(OBJECTIVE): Copy down every line where the string "this" shows up.

(PROVIDED DATA):
'''
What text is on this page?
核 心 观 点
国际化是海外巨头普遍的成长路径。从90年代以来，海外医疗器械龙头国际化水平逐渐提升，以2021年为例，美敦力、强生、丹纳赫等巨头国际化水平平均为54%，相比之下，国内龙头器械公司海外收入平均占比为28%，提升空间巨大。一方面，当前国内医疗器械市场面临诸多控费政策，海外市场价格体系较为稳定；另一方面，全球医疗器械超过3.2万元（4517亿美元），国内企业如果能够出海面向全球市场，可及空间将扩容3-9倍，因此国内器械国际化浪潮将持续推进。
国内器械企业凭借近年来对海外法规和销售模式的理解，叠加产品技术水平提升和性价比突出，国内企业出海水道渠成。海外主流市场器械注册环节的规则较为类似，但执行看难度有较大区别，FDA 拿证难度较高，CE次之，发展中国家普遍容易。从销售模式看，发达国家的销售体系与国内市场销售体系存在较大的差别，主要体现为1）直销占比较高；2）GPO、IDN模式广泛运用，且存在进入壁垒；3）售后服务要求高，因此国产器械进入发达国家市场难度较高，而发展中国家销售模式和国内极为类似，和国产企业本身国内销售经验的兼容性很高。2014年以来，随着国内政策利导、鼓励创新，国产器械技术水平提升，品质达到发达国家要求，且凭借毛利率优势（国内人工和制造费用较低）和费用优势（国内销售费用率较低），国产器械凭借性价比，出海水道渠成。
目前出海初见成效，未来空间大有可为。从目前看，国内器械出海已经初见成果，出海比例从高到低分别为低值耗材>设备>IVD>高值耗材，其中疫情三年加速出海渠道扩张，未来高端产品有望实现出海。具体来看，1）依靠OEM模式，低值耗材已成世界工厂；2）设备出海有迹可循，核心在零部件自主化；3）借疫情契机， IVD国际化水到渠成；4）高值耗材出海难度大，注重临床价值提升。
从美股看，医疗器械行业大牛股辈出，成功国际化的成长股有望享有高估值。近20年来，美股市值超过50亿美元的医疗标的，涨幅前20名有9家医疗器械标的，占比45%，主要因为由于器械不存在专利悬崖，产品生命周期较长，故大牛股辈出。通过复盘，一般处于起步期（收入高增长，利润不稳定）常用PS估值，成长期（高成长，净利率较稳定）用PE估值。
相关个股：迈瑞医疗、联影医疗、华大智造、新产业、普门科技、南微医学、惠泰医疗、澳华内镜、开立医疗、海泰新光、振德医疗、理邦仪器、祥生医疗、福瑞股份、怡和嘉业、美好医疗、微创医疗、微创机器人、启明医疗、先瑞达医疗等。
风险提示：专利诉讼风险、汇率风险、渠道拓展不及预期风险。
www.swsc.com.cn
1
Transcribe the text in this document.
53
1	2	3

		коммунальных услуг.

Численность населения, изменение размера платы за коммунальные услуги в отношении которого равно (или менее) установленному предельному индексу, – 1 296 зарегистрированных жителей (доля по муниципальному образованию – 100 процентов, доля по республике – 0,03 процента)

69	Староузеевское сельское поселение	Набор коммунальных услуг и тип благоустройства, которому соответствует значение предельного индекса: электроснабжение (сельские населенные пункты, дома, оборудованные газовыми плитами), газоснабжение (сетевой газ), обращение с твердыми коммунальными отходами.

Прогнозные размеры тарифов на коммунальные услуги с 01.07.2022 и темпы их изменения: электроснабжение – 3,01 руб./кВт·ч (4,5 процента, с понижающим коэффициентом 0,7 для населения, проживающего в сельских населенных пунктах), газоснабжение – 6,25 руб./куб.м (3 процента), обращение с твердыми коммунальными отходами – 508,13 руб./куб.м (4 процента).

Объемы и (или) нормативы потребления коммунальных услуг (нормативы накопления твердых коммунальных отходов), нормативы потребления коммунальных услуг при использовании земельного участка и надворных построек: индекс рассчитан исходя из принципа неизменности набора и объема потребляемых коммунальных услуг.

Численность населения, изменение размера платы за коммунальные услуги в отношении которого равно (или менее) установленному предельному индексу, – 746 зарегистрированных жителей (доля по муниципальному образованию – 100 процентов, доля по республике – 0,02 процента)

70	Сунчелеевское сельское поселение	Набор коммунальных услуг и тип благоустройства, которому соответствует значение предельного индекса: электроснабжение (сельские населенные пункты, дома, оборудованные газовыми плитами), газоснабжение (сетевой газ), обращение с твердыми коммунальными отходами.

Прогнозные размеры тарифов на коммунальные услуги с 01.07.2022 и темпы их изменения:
'''
(EXERCISE RESULT):
What text is on this page?
Transcribe the text in this document.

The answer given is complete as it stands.